▶ [Challenge]
Reproduce each line of the listing exactly.

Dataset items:
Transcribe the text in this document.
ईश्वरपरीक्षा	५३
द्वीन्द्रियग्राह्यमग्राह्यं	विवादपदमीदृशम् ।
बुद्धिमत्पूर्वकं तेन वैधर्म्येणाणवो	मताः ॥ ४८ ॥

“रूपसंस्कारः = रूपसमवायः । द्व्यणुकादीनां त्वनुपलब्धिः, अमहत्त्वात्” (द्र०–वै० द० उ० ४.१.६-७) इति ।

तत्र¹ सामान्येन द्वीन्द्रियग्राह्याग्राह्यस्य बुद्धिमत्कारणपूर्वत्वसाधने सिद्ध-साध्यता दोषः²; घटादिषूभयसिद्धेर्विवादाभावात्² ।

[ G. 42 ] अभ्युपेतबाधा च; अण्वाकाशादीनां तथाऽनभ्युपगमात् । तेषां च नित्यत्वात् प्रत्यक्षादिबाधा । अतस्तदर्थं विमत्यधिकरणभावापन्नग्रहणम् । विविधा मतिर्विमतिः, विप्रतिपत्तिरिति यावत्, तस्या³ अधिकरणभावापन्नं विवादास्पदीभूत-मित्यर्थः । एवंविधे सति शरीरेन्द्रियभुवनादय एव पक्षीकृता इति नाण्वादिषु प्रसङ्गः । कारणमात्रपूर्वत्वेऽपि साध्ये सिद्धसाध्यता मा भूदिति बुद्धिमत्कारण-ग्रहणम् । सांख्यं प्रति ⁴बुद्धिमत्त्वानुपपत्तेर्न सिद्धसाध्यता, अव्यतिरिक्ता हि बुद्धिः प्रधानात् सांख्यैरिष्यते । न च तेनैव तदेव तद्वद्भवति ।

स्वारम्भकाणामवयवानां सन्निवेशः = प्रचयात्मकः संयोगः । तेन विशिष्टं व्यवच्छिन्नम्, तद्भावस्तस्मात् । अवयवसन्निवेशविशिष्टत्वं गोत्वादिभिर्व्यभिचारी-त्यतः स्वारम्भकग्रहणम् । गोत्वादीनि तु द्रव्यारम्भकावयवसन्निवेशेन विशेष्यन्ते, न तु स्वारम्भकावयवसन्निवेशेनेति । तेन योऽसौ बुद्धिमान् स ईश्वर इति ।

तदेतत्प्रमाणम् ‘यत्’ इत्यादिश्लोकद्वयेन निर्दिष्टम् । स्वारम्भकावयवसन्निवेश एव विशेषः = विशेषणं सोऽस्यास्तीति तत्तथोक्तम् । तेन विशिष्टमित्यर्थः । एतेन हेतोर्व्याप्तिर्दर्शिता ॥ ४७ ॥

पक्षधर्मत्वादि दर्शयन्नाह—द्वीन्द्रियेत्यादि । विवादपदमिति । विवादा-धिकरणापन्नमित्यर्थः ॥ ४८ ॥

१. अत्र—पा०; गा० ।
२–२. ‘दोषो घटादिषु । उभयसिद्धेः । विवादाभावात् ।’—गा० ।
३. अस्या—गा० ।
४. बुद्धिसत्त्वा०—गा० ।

▶ [Problem solution]
Transcribe the text in this document.
ईश्वरपरीक्षा	५३
द्वीन्द्रियग्राह्यमग्राह्यं	विवादपदमीदृशम् ।
बुद्धिमत्पूर्वकं तेन वैधर्म्येणाणवो	मताः ॥ ४८ ॥

“रूपसंस्कारः = रूपसमवायः । द्व्यणुकादीनां त्वनुपलब्धिः, अमहत्त्वात्” (द्र०–वै० द० उ० ४.१.६-७) इति ।

तत्र¹ सामान्येन द्वीन्द्रियग्राह्याग्राह्यस्य बुद्धिमत्कारणपूर्वत्वसाधने सिद्ध-साध्यता दोषः²; घटादिषूभयसिद्धेर्विवादाभावात्² ।

[ G. 42 ] अभ्युपेतबाधा च; अण्वाकाशादीनां तथाऽनभ्युपगमात् । तेषां च नित्यत्वात् प्रत्यक्षादिबाधा । अतस्तदर्थं विमत्यधिकरणभावापन्नग्रहणम् । विविधा मतिर्विमतिः, विप्रतिपत्तिरिति यावत्, तस्या³ अधिकरणभावापन्नं विवादास्पदीभूत-मित्यर्थः । एवंविधे सति शरीरेन्द्रियभुवनादय एव पक्षीकृता इति नाण्वादिषु प्रसङ्गः । कारणमात्रपूर्वत्वेऽपि साध्ये सिद्धसाध्यता मा भूदिति बुद्धिमत्कारण-ग्रहणम् । सांख्यं प्रति ⁴बुद्धिमत्त्वानुपपत्तेर्न सिद्धसाध्यता, अव्यतिरिक्ता हि बुद्धिः प्रधानात् सांख्यैरिष्यते । न च तेनैव तदेव तद्वद्भवति ।

स्वारम्भकाणामवयवानां सन्निवेशः = प्रचयात्मकः संयोगः । तेन विशिष्टं व्यवच्छिन्नम्, तद्भावस्तस्मात् । अवयवसन्निवेशविशिष्टत्वं गोत्वादिभिर्व्यभिचारी-त्यतः स्वारम्भकग्रहणम् । गोत्वादीनि तु द्रव्यारम्भकावयवसन्निवेशेन विशेष्यन्ते, न तु स्वारम्भकावयवसन्निवेशेनेति । तेन योऽसौ बुद्धिमान् स ईश्वर इति ।

तदेतत्प्रमाणम् ‘यत्’ इत्यादिश्लोकद्वयेन निर्दिष्टम् । स्वारम्भकावयवसन्निवेश एव विशेषः = विशेषणं सोऽस्यास्तीति तत्तथोक्तम् । तेन विशिष्टमित्यर्थः । एतेन हेतोर्व्याप्तिर्दर्शिता ॥ ४७ ॥

पक्षधर्मत्वादि दर्शयन्नाह—द्वीन्द्रियेत्यादि । विवादपदमिति । विवादा-धिकरणापन्नमित्यर्थः ॥ ४८ ॥

१. अत्र—पा०; गा० ।
२–२. ‘दोषो घटादिषु । उभयसिद्धेः । विवादाभावात् ।’—गा० ।
३. अस्या—गा० ।
४. बुद्धिसत्त्वा०—गा० ।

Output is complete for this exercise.